[R] Chi square test on data frame
Petr PIKAL
petr.pikal at precheza.cz
Thu Aug 18 10:16:22 CEST 2011
Hi
r-help-bounces at r-project.org napsal dne 17.08.2011 21:07:43:
>
> Dear Michael,
>
> Thanks a lot for your reply and for your help.I was struggling so much
but
> your suggestion showed me a path to the solution of my problem.I have
> tried your code on my data frame step wise and it looks fine to me.But
> when i tried chi square test-
>
> res=chisq.test(y1[id],p=y2[id],rescale.p=T)
>
> Chi-squared test for given probabilities
>
> data: y1[id]
> X-squared = NaN, df = 19997, p-value = NA
>
> Warning message:
> In chisq.test(y1[id], p = y2[id], rescale.p = T) :
> Chi-squared approximation may be incorrect
Check what Y1[id] is.
Split Yn to lists
l1<-split(Y1[id], rep(1:6, each=2))
l2<-split(Y2[id], rep(1:6, each=2))
do mapply on those list. But the result is rather silly as Michael pointed
out.
mapply(chisq.test, l1, l2, SIMPLIFY=F)
or to get only p values
lapply(mapply(chisq.test, l1, l2, SIMPLIFY=F),"[", 3)
Regards
Petr
>
> It is not giving p value.Then i checked observed and expected values,it
is
> taking all numbers under consideration.but as i mentioned earlier i want
p
> value for each row and therefore degree of freedom will be 1. example-
>
> I have a data frame with 8 columns-
> V1 V2 V3 V4 W1 W2 W3 W4
> 1 0 84 22 10 0 84 0 0
> 2 35 84 0 0 22 84 0 0
> 3 0 0 0 48 0 0 0 48
> 4 0 48 0 0 0 48 0 0
> 5 0 84 0 0 0 84 0 0
> 6 0 0 0 48 0 0 0 48
>
> example for first row is-
>
> first two largest values are 84(in V2) and 22 (in V3).so these are
> considered as observed values.Now if the largest values are in V2 and
> V3,we have to pick expected values from W2 and W3 which are 84 and 0.I
> know for chi square test values should not be 0 but we will ignore the
warning.
>
> now it should generate p value for next row taking 35 and 84 (v1 and v2)
> as observed and 22 and 84 (w1 and w2) as expected.so here it will do chi
> square test for all 6 rows and will generate 6 p values.My data frame
has
> lot of rows(approx. 9999).
>
> Can you please help me with this.

**Data excerpt**
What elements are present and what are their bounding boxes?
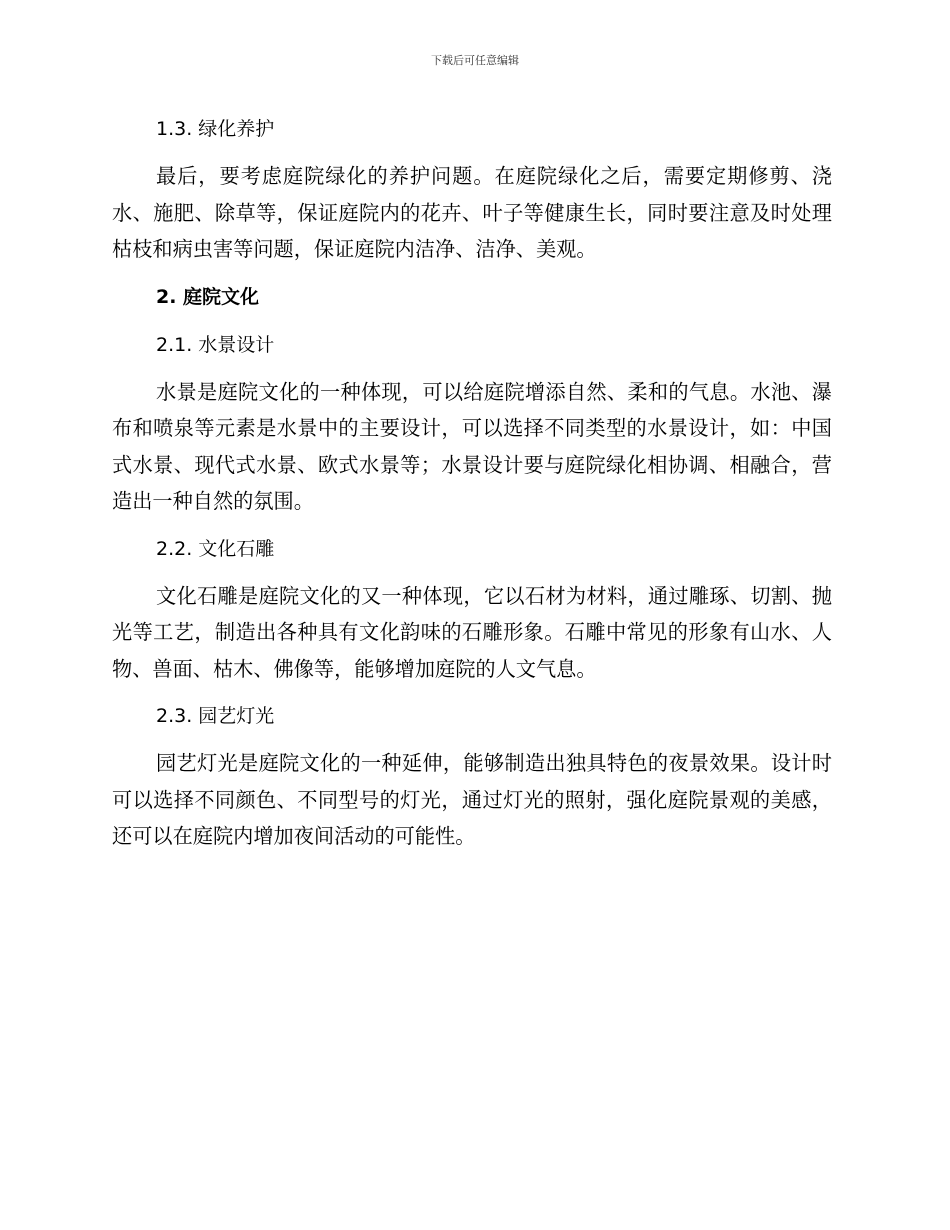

**Work to complete**
Translate this sentence from the thread on the chi-square test into Spanish: "Check what Y1[id] is." The lines are separate material, unrelated to the R mailing-list thread on the chi-square test.

**Exercise result**
Compruebe qué es Y1[id].